GOAL: Identify all lines in the data containing the string "nella". Copy them out.

Recorded data
######
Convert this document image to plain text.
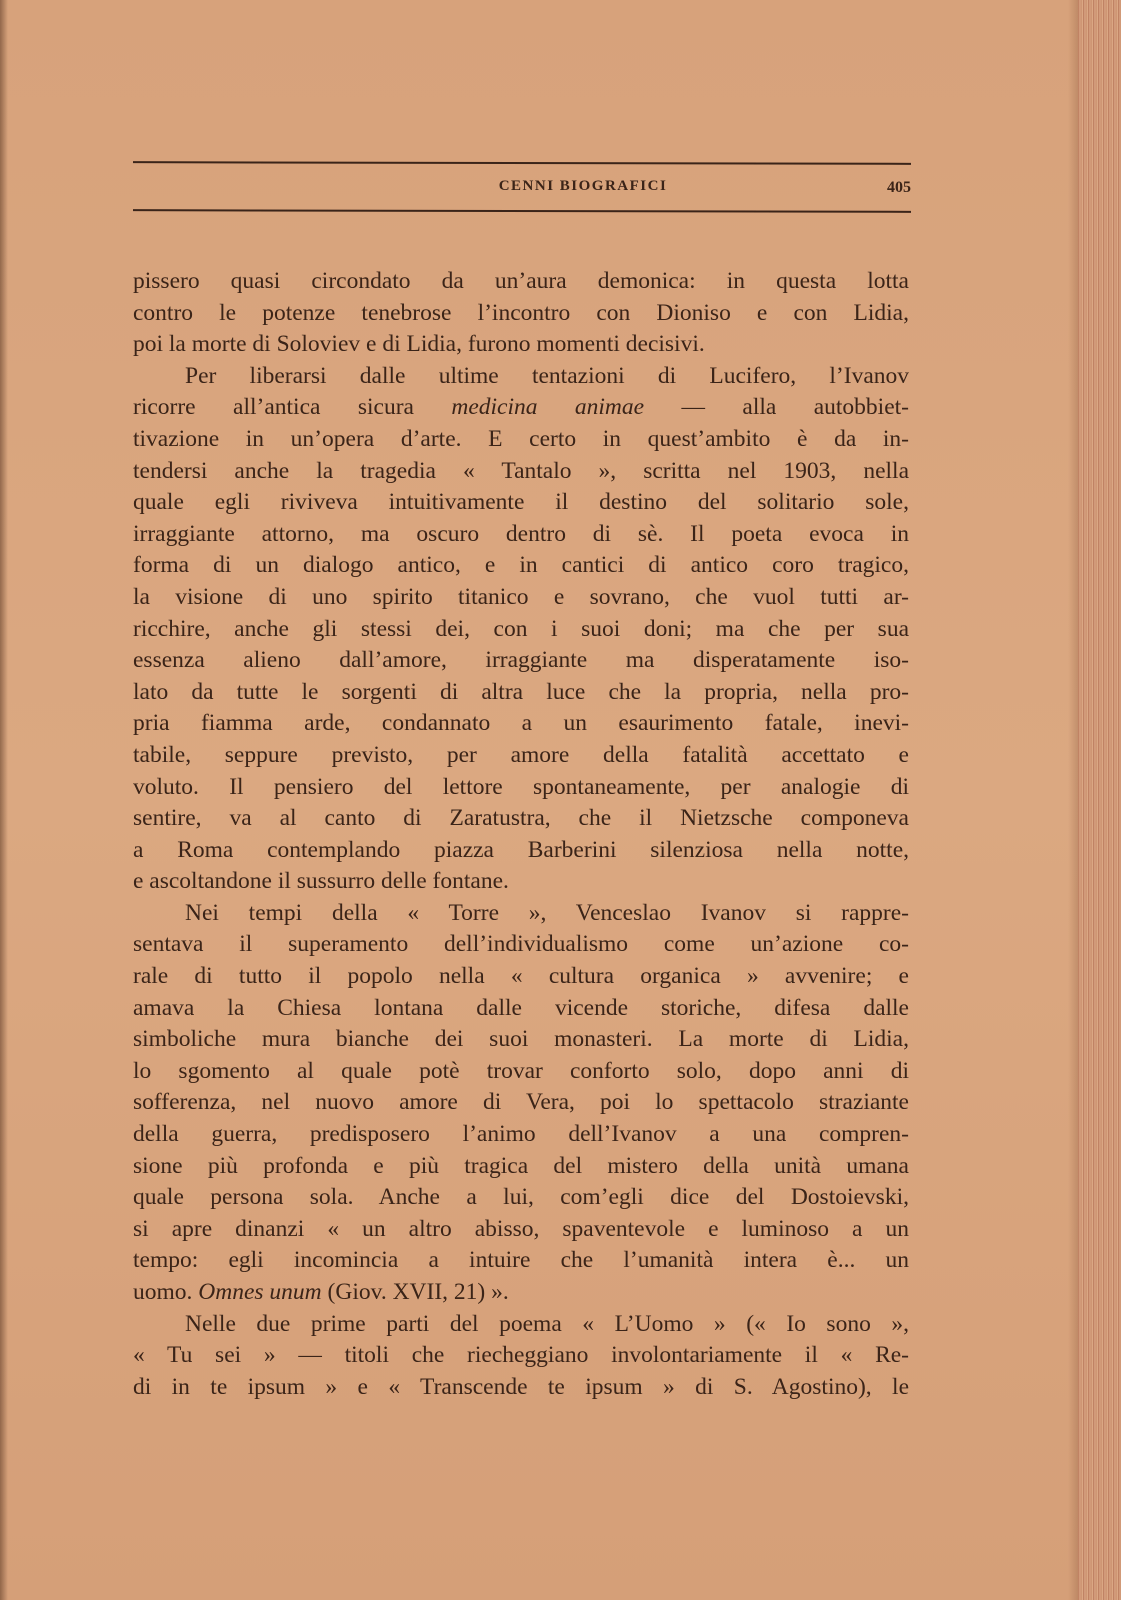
CENNI BIOGRAFICI	405
pissero quasi circondato da un’aura demonica: in questa lotta
contro le potenze tenebrose l’incontro con Dioniso e con Lidia,
poi la morte di Soloviev e di Lidia, furono momenti decisivi.
Per liberarsi dalle ultime tentazioni di Lucifero, l’Ivanov
ricorre all’antica sicura medicina animae — alla autobbiet-
tivazione in un’opera d’arte. E certo in quest’ambito è da in-
tendersi anche la tragedia « Tantalo », scritta nel 1903, nella
quale egli riviveva intuitivamente il destino del solitario sole,
irraggiante attorno, ma oscuro dentro di sè. Il poeta evoca in
forma di un dialogo antico, e in cantici di antico coro tragico,
la visione di uno spirito titanico e sovrano, che vuol tutti ar-
ricchire, anche gli stessi dei, con i suoi doni; ma che per sua
essenza alieno dall’amore, irraggiante ma disperatamente iso-
lato da tutte le sorgenti di altra luce che la propria, nella pro-
pria fiamma arde, condannato a un esaurimento fatale, inevi-
tabile, seppure previsto, per amore della fatalità accettato e
voluto. Il pensiero del lettore spontaneamente, per analogie di
sentire, va al canto di Zaratustra, che il Nietzsche componeva
a Roma contemplando piazza Barberini silenziosa nella notte,
e ascoltandone il sussurro delle fontane.
Nei tempi della « Torre », Venceslao Ivanov si rappre-
sentava il superamento dell’individualismo come un’azione co-
rale di tutto il popolo nella « cultura organica » avvenire; e
amava la Chiesa lontana dalle vicende storiche, difesa dalle
simboliche mura bianche dei suoi monasteri. La morte di Lidia,
lo sgomento al quale potè trovar conforto solo, dopo anni di
sofferenza, nel nuovo amore di Vera, poi lo spettacolo straziante
della guerra, predisposero l’animo dell’Ivanov a una compren-
sione più profonda e più tragica del mistero della unità umana
quale persona sola. Anche a lui, com’egli dice del Dostoievski,
si apre dinanzi « un altro abisso, spaventevole e luminoso a un
tempo: egli incomincia a intuire che l’umanità intera è... un
uomo. Omnes unum (Giov. XVII, 21) ».
Nelle due prime parti del poema « L’Uomo » (« Io sono »,
« Tu sei » — titoli che riecheggiano involontariamente il « Re-
di in te ipsum » e « Transcende te ipsum » di S. Agostino), le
######
EXERCISE OUTPUT:
tendersi anche la tragedia « Tantalo », scritta nel 1903, nella
lato da tutte le sorgenti di altra luce che la propria, nella pro-
a Roma contemplando piazza Barberini silenziosa nella notte,
rale di tutto il popolo nella « cultura organica » avvenire; e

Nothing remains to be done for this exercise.